* **WORK REQUIRED**
Please report every line from the material that contains the word "this".
+ + + + + + +
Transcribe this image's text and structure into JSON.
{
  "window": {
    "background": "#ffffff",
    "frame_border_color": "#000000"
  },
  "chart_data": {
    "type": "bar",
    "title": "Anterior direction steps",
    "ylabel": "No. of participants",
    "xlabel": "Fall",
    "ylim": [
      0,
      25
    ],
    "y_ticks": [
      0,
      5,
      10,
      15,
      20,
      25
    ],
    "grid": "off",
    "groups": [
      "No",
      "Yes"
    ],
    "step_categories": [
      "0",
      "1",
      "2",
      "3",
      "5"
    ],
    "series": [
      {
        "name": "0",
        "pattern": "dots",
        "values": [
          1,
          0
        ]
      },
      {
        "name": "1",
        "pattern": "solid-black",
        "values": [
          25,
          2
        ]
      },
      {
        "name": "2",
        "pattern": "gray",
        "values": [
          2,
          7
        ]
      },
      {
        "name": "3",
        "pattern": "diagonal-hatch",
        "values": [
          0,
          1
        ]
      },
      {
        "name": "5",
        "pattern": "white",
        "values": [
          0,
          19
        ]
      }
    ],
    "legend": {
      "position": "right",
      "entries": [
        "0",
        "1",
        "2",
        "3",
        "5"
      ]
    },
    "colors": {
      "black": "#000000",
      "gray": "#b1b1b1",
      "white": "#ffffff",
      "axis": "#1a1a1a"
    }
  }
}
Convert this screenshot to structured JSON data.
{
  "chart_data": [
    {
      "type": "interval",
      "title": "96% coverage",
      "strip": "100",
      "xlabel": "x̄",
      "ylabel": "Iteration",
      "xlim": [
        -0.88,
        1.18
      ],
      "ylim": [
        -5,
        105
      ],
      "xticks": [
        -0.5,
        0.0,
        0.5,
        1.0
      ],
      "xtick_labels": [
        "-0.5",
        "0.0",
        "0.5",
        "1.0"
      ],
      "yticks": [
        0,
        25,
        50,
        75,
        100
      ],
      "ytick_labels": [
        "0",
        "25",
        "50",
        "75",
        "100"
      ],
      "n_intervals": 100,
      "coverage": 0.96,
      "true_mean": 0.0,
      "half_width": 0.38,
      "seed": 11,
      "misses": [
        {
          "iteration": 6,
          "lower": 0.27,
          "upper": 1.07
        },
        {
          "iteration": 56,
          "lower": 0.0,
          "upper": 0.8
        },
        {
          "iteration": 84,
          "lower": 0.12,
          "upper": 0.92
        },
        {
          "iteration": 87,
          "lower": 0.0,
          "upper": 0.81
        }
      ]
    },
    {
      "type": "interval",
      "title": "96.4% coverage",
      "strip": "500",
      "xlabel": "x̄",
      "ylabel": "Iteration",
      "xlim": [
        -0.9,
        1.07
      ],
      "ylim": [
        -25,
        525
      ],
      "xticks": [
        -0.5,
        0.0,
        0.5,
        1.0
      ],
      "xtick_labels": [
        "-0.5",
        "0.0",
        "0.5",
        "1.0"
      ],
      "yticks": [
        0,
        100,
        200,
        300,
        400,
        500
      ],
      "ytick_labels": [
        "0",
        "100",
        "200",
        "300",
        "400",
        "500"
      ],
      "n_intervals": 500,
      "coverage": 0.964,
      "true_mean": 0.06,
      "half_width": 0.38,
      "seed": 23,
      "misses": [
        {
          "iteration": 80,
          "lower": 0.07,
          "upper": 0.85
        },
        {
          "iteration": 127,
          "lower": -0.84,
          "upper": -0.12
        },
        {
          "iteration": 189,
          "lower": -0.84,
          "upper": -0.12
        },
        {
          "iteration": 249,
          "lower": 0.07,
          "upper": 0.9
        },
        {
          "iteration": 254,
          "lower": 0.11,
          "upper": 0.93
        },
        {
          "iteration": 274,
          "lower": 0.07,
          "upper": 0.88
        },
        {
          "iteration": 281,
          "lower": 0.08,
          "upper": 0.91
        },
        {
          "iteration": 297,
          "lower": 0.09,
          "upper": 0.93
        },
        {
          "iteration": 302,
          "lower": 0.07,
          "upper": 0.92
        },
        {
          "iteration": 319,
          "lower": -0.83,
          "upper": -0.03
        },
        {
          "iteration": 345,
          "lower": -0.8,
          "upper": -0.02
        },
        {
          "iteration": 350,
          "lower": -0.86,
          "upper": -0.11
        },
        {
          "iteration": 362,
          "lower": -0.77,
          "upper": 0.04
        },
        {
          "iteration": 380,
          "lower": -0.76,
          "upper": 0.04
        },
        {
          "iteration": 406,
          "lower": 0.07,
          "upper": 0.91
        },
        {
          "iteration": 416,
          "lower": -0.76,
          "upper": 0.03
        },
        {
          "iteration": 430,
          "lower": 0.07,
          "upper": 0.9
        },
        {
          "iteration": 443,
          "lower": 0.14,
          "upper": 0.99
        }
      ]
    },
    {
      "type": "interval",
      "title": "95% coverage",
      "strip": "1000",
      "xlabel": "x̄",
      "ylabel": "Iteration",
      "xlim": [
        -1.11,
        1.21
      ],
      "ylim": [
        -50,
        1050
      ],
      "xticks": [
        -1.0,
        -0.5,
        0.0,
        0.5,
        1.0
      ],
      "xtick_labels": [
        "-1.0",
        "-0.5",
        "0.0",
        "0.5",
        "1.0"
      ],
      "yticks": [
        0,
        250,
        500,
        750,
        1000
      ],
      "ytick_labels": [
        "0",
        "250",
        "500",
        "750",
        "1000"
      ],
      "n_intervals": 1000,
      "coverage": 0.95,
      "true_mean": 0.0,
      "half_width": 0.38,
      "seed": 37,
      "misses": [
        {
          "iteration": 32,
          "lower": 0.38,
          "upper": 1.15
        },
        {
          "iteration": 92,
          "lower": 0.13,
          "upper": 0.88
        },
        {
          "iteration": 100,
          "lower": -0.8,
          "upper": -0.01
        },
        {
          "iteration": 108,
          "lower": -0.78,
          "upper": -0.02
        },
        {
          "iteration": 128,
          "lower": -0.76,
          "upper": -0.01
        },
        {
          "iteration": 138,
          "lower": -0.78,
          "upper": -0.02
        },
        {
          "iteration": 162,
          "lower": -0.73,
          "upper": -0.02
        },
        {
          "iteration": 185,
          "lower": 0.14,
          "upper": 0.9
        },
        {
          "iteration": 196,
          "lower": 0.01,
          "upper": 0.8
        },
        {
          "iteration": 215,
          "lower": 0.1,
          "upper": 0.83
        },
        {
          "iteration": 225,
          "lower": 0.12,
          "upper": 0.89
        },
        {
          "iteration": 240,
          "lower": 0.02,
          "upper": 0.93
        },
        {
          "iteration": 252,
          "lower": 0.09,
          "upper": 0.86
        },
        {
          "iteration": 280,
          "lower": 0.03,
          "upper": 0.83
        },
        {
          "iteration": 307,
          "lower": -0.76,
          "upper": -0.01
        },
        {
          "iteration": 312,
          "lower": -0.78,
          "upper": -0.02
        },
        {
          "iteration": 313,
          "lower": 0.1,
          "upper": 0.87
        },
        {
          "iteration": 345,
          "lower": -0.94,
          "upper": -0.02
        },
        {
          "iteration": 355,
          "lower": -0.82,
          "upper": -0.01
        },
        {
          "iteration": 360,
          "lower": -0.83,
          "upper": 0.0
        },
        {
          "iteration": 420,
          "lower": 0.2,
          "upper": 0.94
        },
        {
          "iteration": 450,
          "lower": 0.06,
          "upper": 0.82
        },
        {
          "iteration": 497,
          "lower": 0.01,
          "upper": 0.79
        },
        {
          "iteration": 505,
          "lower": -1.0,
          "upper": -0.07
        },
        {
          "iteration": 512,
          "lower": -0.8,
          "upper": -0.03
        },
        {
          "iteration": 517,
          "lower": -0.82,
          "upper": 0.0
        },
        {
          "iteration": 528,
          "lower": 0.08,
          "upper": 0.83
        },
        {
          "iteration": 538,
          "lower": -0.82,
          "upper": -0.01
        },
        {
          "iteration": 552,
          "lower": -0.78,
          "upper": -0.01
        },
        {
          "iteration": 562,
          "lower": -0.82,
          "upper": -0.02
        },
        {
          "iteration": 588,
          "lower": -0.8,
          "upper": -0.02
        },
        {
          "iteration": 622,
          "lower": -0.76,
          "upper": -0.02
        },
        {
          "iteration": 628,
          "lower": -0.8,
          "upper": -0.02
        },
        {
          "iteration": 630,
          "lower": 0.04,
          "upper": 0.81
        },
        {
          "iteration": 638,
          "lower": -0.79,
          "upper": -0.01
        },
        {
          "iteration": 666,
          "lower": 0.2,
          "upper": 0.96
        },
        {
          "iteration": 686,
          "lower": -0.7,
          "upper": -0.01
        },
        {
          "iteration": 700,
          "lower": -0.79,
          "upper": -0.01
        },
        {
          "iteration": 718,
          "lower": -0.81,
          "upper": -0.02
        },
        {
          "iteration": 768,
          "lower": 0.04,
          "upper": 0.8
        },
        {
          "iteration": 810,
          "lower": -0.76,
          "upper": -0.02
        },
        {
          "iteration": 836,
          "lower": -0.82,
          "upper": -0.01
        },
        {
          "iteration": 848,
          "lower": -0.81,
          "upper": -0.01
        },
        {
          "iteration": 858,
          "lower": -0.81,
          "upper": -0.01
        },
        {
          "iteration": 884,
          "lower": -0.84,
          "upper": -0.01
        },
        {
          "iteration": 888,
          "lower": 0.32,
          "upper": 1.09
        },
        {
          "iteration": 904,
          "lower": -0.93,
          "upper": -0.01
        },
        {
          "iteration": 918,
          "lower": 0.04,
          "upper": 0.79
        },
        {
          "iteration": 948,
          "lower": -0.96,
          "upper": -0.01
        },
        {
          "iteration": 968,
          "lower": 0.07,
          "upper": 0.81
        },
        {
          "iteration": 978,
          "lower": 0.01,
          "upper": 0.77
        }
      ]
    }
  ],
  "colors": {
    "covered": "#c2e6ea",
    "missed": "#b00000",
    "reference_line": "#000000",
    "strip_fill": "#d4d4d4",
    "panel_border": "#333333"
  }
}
+ + + + + + +
* **FINISHED ANSWER**
Transcribe this image's text and structure into JSON.
Convert this screenshot to structured JSON data.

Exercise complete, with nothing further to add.